__Short problem__
According to the R BLAS/LAPACK page, why shouldn't R's own BLAS/LAPACK libraries be expected to perform as well as Intel MKL or ATLAS? Answer in one to three sentences.

__Source text__
[start]

====== R: Runtime-configuration BLAS/LAPACK ======
The R Project for Statistical Computing is used on our clusters by a wide variety of scientific disciplines. Though the breadth of applications is wide, many of them require the functionality of BLAS/LAPACK libraries. R provides its own baseline implementations that will build on any system; naturally, one cannot expect these BLAS/LAPACK libraries to be highly performant relative to implementations like:
* Intel Math Kernel Library (MKL)
* Automatically-Tuned Linear Algebra Software (ATLAS)

[end]

__Recorded information__
[start]

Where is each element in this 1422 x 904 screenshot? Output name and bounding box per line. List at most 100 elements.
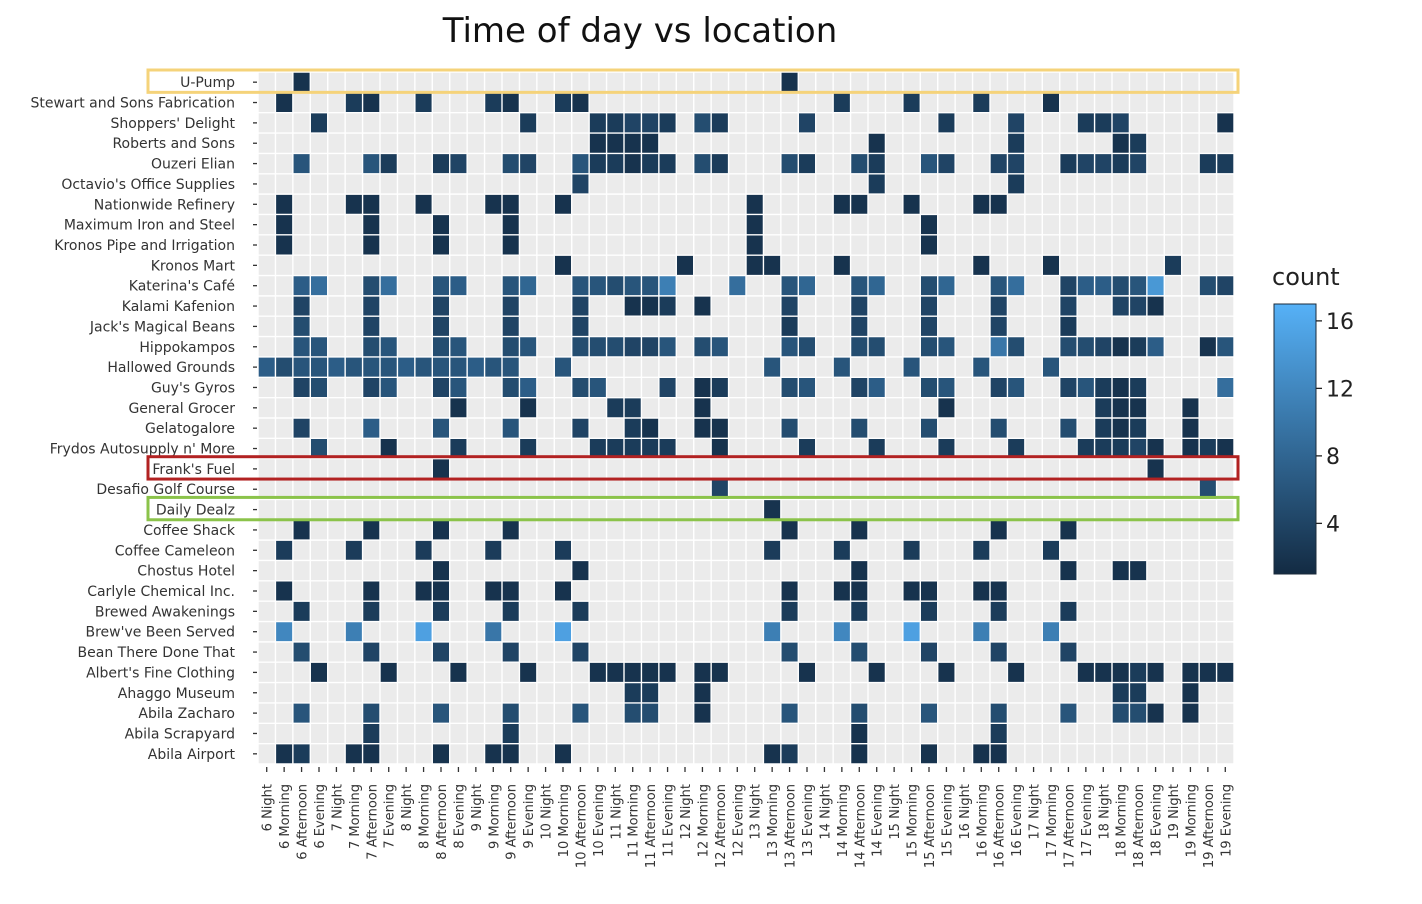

[end]

__Problem solution__
R's own BLAS/LAPACK libraries are baseline implementations designed to build on any system. Because of that, they can't be expected to be highly performant compared with implementations like Intel MKL or ATLAS.